_What to do_
Copy out every line of the records where the string "development" occurs.

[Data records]
*****

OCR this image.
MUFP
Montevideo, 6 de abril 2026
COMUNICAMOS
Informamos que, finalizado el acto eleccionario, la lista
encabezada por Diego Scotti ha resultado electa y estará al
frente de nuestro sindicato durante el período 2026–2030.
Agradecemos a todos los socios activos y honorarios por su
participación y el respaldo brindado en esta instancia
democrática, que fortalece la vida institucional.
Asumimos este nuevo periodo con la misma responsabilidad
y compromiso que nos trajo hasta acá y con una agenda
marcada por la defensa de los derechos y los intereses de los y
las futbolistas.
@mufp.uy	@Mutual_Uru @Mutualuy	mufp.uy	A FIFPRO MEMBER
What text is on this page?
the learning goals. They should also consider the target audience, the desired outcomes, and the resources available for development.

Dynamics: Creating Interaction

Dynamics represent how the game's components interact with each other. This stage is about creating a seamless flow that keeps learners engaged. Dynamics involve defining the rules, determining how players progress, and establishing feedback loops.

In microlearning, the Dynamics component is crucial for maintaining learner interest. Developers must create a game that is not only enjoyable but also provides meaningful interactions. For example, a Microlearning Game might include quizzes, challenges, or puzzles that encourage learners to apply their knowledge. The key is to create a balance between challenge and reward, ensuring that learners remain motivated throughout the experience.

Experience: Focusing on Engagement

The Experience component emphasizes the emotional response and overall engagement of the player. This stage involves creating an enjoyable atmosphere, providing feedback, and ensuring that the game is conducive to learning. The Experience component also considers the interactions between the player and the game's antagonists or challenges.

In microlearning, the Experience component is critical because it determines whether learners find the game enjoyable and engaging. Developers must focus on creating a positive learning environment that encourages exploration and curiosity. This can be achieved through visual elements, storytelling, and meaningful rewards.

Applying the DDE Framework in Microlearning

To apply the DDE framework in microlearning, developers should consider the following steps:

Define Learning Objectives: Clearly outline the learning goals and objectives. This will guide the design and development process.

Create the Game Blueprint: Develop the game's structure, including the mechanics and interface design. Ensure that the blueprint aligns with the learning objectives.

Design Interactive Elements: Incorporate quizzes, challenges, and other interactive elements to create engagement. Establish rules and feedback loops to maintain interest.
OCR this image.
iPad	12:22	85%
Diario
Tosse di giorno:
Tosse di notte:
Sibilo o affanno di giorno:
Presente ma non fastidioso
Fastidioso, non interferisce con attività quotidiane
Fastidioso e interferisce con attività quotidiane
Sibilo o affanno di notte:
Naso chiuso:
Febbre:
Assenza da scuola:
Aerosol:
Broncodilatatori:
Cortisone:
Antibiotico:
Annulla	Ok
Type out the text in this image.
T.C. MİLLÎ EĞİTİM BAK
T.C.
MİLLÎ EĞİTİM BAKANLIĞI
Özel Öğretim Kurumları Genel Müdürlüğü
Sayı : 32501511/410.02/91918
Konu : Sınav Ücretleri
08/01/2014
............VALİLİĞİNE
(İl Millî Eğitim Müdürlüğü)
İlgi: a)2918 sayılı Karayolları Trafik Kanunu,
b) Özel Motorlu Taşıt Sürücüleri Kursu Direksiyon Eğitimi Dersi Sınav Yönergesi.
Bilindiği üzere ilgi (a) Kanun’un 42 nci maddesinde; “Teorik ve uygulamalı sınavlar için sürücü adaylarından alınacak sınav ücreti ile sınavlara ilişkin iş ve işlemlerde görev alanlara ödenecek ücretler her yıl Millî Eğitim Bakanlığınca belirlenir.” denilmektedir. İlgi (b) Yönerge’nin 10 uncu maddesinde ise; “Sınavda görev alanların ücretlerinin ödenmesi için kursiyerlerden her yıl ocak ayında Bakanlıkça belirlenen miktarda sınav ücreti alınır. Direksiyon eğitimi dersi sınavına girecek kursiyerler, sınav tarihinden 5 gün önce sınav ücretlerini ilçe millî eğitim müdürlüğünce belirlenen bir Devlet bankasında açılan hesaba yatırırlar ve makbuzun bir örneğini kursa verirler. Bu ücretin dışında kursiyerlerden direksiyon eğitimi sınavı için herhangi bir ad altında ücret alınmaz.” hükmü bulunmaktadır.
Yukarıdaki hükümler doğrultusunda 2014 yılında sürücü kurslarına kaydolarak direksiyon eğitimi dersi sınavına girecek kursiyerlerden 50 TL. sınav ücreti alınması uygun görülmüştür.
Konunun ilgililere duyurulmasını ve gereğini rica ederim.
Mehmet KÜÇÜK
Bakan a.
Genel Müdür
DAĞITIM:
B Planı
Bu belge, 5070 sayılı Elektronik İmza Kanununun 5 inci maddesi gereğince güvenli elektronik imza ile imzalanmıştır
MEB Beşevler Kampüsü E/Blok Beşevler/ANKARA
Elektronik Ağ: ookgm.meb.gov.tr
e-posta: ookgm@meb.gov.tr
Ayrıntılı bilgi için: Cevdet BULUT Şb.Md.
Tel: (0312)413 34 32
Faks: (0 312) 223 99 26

*****

_Worked solution_
the learning goals. They should also consider the target audience, the desired outcomes, and the resources available for development.
Define Learning Objectives: Clearly outline the learning goals and objectives. This will guide the design and development process.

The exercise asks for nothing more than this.